» Dataset entries:
* Start *

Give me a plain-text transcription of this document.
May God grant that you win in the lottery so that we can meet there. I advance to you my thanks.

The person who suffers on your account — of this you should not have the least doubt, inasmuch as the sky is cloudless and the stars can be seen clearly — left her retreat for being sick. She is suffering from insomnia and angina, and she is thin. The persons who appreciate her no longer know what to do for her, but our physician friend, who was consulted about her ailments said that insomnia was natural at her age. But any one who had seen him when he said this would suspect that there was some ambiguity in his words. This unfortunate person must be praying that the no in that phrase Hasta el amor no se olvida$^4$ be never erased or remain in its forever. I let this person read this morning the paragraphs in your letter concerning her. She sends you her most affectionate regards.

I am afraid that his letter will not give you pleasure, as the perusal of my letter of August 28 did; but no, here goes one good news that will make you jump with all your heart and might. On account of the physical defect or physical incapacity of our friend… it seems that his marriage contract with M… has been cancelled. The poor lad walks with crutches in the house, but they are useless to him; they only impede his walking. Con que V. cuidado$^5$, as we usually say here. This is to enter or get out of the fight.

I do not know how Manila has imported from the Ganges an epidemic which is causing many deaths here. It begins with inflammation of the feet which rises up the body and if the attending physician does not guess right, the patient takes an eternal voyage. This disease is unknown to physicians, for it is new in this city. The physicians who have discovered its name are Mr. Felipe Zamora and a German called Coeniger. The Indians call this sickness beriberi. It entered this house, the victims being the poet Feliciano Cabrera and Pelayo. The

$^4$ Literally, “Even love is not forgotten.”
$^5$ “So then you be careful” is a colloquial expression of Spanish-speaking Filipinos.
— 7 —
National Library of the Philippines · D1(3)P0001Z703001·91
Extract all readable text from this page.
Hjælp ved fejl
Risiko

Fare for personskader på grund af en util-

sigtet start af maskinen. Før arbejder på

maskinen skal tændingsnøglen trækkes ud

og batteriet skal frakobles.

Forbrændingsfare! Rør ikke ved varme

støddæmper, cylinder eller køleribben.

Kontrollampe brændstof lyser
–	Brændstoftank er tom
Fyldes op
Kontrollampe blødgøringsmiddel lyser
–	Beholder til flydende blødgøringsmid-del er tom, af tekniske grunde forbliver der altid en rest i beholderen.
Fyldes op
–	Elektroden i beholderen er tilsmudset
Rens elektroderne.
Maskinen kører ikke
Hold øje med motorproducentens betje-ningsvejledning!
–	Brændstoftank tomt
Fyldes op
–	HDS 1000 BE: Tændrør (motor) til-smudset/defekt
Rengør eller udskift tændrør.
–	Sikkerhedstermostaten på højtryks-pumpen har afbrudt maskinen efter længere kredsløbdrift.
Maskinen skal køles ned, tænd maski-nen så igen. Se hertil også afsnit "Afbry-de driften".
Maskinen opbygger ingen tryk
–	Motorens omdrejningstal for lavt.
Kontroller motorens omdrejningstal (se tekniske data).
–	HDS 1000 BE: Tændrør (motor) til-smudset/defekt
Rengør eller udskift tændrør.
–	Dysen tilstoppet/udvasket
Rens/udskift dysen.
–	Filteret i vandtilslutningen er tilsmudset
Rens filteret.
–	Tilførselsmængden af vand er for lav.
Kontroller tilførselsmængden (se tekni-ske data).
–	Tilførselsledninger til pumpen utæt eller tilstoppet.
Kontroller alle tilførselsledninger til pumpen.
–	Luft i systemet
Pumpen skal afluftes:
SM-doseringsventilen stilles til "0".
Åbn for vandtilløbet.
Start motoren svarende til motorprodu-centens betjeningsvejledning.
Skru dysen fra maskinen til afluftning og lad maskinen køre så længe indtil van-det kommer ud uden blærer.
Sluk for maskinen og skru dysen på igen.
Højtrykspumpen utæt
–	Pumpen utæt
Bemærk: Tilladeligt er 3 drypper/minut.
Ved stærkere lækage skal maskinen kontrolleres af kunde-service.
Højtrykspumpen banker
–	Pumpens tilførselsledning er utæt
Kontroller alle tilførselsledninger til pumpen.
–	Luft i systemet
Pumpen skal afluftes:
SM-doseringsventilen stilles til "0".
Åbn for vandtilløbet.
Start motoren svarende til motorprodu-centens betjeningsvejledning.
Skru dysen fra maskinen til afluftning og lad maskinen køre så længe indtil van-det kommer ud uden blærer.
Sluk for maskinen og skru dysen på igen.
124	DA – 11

* End *

Search the records for the word "Brændstoftank", then list every line that has it.

–	Brændstoftank er tom
–	Brændstoftank tomt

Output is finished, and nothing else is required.